**Text to read:**
Summary of Quantitative Date from Dataset
Metric	Minimum	1st Quartile	Mean	3rd Quartile	Maximum	Std Dev
Average Open to Buy	3.0	1324.5	7469.1	9859.0	34516.0	9090.7
Average Utilization Rate	0.0	0.0	0.3	0.5	1.0	0.3
Bank Communications Past Year	0.0	2.0	2.5	3.0	6.0	1.1
Credit Limit	1438.3	2555.0	8632.0	11067.5	34516.0	9088.8
Customer Age	26.0	41.0	46.3	52.0	73.0	8.0
Months Inactive Past Year	0.0	2.0	2.3	3.0	6.0	1.0
Months on Book	13.0	31.0	35.9	40.0	56.0	8.0
Total Amount Changed Previous Quarter	0.0	0.6	0.8	0.9	3.4	0.2
Total Relationship Count	1.0	3.0	3.8	5.0	6.0	1.6
Total Revolving Balance	0.0	359.0	1162.8	1784.0	2517.0	815.0
Total Transaction Amount	510.0	2155.5	4404.1	4741.0	18484.0	3397.1
Total Transaction Count	10.0	45.0	64.9	81.0	139.0	23.5

Visualizing Risk: A Comparative View

Understanding the Behavioral Gap

To determine why customers leave, behavioral signatures—patterns in how individuals use their cards before closing an account are examined. In this analysis, Exploratory Data Analysis (EDA) is utilized to compare the habits of over 10,000 customers. By charting transaction counts against transaction amounts, current at-risk customers can be better identified.

Statistical analysis shows that churned customers aren’t necessarily those with the lowest credit limits; rather, they are the ones who have stopped integrating the card into their daily routine. Identifying this drop in transaction velocity might allow the bank to intervene weeks or months before a customer formally requests to cancel, transforming the strategy from reactive damage control to proactive relationship management.

Interactive comparison of transaction counts and total spending.

Show code

#| label: visual-analysis
#| fig-cap: "Interactive comparison of transaction counts and total spending."

**Stated exercise A:** From the first line of the entries through the line containing "- send-icon: [176, 439, 206, 466]", inclusive, replace "interactable" with "clickable" and return only those lines with everything else unchanged.
The customer churn text and the entries are unrelated material.

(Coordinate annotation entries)

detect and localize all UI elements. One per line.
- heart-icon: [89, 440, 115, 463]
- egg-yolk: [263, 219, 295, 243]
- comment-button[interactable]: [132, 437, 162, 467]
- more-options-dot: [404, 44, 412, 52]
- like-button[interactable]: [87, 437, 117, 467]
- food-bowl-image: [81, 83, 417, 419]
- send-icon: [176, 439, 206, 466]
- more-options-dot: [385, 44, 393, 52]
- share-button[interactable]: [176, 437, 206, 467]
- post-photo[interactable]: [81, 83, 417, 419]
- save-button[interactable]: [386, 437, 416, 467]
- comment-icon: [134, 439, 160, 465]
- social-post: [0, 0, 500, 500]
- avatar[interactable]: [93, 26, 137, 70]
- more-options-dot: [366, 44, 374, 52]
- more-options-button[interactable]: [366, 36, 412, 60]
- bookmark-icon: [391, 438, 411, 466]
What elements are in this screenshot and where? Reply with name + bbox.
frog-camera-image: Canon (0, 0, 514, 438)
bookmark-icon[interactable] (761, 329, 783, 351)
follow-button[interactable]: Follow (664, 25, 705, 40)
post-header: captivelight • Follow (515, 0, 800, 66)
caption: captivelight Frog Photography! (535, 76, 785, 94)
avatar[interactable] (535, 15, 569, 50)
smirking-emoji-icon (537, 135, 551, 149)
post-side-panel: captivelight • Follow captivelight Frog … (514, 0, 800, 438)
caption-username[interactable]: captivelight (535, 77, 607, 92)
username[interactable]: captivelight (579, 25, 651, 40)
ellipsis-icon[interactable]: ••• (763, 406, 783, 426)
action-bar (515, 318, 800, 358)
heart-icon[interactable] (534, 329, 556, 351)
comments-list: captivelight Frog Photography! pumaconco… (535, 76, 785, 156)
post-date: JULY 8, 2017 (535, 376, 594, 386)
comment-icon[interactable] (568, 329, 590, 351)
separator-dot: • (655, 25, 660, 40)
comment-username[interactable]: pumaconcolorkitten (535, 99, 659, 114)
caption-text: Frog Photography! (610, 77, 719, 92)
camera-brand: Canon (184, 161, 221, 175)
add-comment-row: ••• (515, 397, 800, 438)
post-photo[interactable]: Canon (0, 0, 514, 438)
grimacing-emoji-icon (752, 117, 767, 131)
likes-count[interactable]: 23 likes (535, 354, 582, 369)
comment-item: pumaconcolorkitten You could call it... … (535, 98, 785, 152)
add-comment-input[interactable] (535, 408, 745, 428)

**Stated exercise B:** Retype the passage of the customer churn text between "Visualizing Risk: A" and "be better identified.", inclusive, without any changes.

**Expected output A:**
detect and localize all UI elements. One per line.
- heart-icon: [89, 440, 115, 463]
- egg-yolk: [263, 219, 295, 243]
- comment-button[clickable]: [132, 437, 162, 467]
- more-options-dot: [404, 44, 412, 52]
- like-button[clickable]: [87, 437, 117, 467]
- food-bowl-image: [81, 83, 417, 419]
- send-icon: [176, 439, 206, 466]

**Expected output B:**
Visualizing Risk: A Comparative View

Understanding the Behavioral Gap

To determine why customers leave, behavioral signatures—patterns in how individuals use their cards before closing an account are examined. In this analysis, Exploratory Data Analysis (EDA) is utilized to compare the habits of over 10,000 customers. By charting transaction counts against transaction amounts, current at-risk customers can be better identified.